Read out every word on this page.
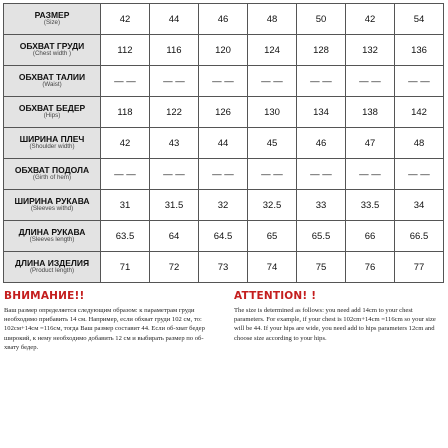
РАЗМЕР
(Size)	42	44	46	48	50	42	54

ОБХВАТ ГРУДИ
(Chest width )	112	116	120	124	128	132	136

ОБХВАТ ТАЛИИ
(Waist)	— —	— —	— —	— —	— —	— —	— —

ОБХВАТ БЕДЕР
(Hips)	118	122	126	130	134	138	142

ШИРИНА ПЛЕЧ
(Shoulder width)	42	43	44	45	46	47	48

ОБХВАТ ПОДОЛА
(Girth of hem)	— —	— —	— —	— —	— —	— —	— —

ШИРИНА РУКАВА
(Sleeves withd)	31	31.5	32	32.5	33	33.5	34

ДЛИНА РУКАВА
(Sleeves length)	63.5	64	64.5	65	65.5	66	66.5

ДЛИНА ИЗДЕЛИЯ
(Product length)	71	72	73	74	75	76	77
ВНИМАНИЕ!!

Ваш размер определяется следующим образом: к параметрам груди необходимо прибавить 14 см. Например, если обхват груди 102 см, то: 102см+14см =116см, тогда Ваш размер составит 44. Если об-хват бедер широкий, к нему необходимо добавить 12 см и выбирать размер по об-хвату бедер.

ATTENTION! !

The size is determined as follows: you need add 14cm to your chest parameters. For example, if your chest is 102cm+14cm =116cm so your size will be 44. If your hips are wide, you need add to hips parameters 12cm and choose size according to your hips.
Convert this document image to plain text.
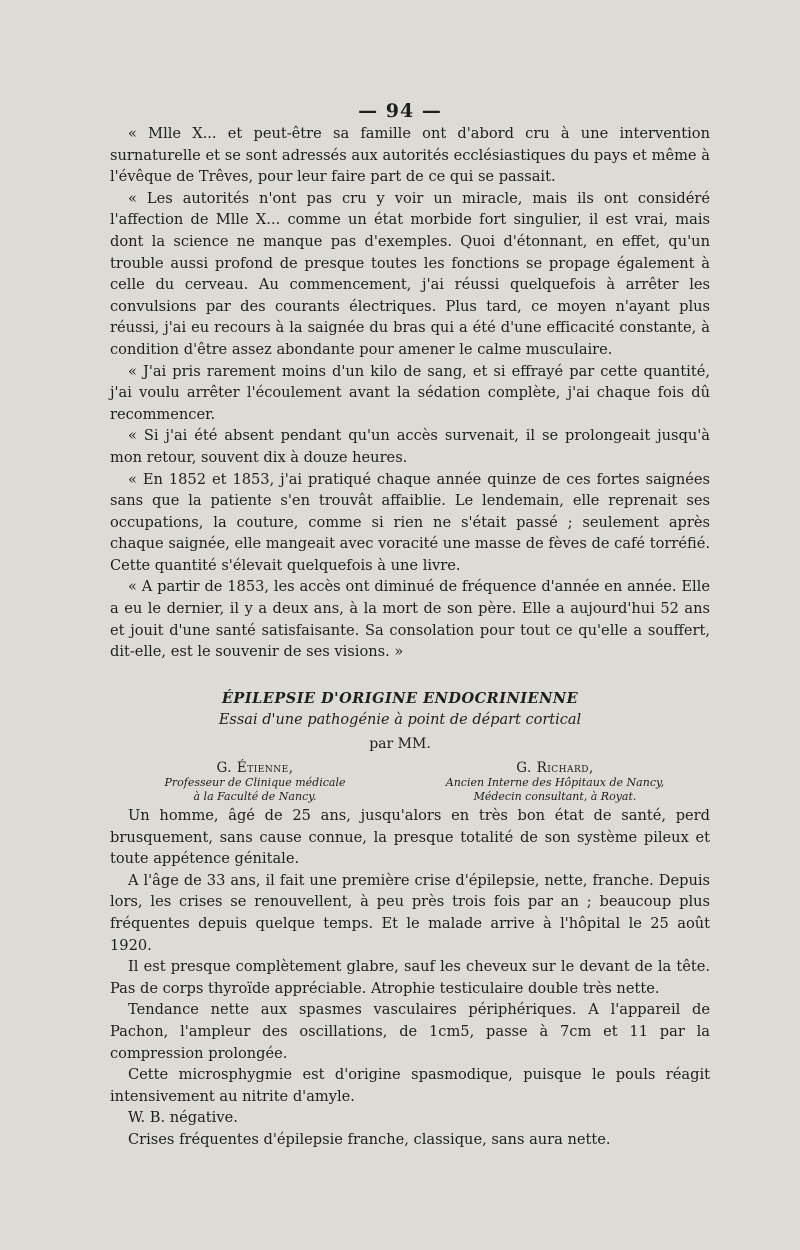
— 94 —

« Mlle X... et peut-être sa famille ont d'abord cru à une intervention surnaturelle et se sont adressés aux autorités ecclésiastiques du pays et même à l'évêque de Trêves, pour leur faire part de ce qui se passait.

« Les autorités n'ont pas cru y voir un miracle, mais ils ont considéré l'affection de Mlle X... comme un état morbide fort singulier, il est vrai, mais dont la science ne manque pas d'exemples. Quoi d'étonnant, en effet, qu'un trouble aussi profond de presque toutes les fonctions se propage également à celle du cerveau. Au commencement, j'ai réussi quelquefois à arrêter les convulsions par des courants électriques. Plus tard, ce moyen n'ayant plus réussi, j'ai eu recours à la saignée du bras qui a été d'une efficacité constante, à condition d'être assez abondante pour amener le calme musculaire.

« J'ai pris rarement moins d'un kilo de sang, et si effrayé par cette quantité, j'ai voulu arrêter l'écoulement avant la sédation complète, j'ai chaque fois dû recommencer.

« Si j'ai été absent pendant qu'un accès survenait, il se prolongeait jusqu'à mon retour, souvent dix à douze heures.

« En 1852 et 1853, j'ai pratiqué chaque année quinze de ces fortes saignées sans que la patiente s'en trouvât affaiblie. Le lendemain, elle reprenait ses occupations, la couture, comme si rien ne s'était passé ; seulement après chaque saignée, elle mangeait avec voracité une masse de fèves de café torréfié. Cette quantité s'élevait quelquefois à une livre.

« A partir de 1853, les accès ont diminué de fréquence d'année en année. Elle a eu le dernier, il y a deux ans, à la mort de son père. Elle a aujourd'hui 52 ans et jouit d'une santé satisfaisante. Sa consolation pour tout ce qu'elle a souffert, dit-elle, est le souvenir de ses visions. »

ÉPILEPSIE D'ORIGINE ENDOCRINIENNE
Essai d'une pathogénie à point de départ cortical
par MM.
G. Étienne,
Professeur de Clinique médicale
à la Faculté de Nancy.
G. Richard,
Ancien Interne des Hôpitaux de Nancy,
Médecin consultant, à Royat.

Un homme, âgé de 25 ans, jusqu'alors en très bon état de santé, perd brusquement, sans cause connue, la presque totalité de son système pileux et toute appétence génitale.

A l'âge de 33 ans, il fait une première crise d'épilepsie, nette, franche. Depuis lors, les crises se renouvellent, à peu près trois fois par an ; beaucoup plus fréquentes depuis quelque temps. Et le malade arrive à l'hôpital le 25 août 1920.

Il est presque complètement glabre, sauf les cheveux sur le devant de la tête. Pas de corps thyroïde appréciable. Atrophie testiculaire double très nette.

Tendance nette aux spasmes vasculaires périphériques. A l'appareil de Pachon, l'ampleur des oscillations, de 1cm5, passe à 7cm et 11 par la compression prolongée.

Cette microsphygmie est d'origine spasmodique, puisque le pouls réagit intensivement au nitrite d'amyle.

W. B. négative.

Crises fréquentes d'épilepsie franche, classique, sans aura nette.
────────────────────
> _Written request_
Drop the images and repeat the data exactly.

> _Result of the task_
Read out every word on this page.
РАЗМЕР
(Size)	42	44	46	48	50	42	54

ОБХВАТ ГРУДИ
(Chest width )	112	116	120	124	128	132	136

ОБХВАТ ТАЛИИ
(Waist)	— —	— —	— —	— —	— —	— —	— —

ОБХВАТ БЕДЕР
(Hips)	118	122	126	130	134	138	142

ШИРИНА ПЛЕЧ
(Shoulder width)	42	43	44	45	46	47	48

ОБХВАТ ПОДОЛА
(Girth of hem)	— —	— —	— —	— —	— —	— —	— —

ШИРИНА РУКАВА
(Sleeves withd)	31	31.5	32	32.5	33	33.5	34

ДЛИНА РУКАВА
(Sleeves length)	63.5	64	64.5	65	65.5	66	66.5

ДЛИНА ИЗДЕЛИЯ
(Product length)	71	72	73	74	75	76	77
ВНИМАНИЕ!!

Ваш размер определяется следующим образом: к параметрам груди необходимо прибавить 14 см. Например, если обхват груди 102 см, то: 102см+14см =116см, тогда Ваш размер составит 44. Если об-хват бедер широкий, к нему необходимо добавить 12 см и выбирать размер по об-хвату бедер.

ATTENTION! !

The size is determined as follows: you need add 14cm to your chest parameters. For example, if your chest is 102cm+14cm =116cm so your size will be 44. If your hips are wide, you need add to hips parameters 12cm and choose size according to your hips.
Convert this document image to plain text.
— 94 —

« Mlle X... et peut-être sa famille ont d'abord cru à une intervention surnaturelle et se sont adressés aux autorités ecclésiastiques du pays et même à l'évêque de Trêves, pour leur faire part de ce qui se passait.

« Les autorités n'ont pas cru y voir un miracle, mais ils ont considéré l'affection de Mlle X... comme un état morbide fort singulier, il est vrai, mais dont la science ne manque pas d'exemples. Quoi d'étonnant, en effet, qu'un trouble aussi profond de presque toutes les fonctions se propage également à celle du cerveau. Au commencement, j'ai réussi quelquefois à arrêter les convulsions par des courants électriques. Plus tard, ce moyen n'ayant plus réussi, j'ai eu recours à la saignée du bras qui a été d'une efficacité constante, à condition d'être assez abondante pour amener le calme musculaire.

« J'ai pris rarement moins d'un kilo de sang, et si effrayé par cette quantité, j'ai voulu arrêter l'écoulement avant la sédation complète, j'ai chaque fois dû recommencer.

« Si j'ai été absent pendant qu'un accès survenait, il se prolongeait jusqu'à mon retour, souvent dix à douze heures.

« En 1852 et 1853, j'ai pratiqué chaque année quinze de ces fortes saignées sans que la patiente s'en trouvât affaiblie. Le lendemain, elle reprenait ses occupations, la couture, comme si rien ne s'était passé ; seulement après chaque saignée, elle mangeait avec voracité une masse de fèves de café torréfié. Cette quantité s'élevait quelquefois à une livre.

« A partir de 1853, les accès ont diminué de fréquence d'année en année. Elle a eu le dernier, il y a deux ans, à la mort de son père. Elle a aujourd'hui 52 ans et jouit d'une santé satisfaisante. Sa consolation pour tout ce qu'elle a souffert, dit-elle, est le souvenir de ses visions. »

ÉPILEPSIE D'ORIGINE ENDOCRINIENNE
Essai d'une pathogénie à point de départ cortical
par MM.
G. Étienne,
Professeur de Clinique médicale
à la Faculté de Nancy.
G. Richard,
Ancien Interne des Hôpitaux de Nancy,
Médecin consultant, à Royat.

Un homme, âgé de 25 ans, jusqu'alors en très bon état de santé, perd brusquement, sans cause connue, la presque totalité de son système pileux et toute appétence génitale.

A l'âge de 33 ans, il fait une première crise d'épilepsie, nette, franche. Depuis lors, les crises se renouvellent, à peu près trois fois par an ; beaucoup plus fréquentes depuis quelque temps. Et le malade arrive à l'hôpital le 25 août 1920.

Il est presque complètement glabre, sauf les cheveux sur le devant de la tête. Pas de corps thyroïde appréciable. Atrophie testiculaire double très nette.

Tendance nette aux spasmes vasculaires périphériques. A l'appareil de Pachon, l'ampleur des oscillations, de 1cm5, passe à 7cm et 11 par la compression prolongée.

Cette microsphygmie est d'origine spasmodique, puisque le pouls réagit intensivement au nitrite d'amyle.

W. B. négative.

Crises fréquentes d'épilepsie franche, classique, sans aura nette.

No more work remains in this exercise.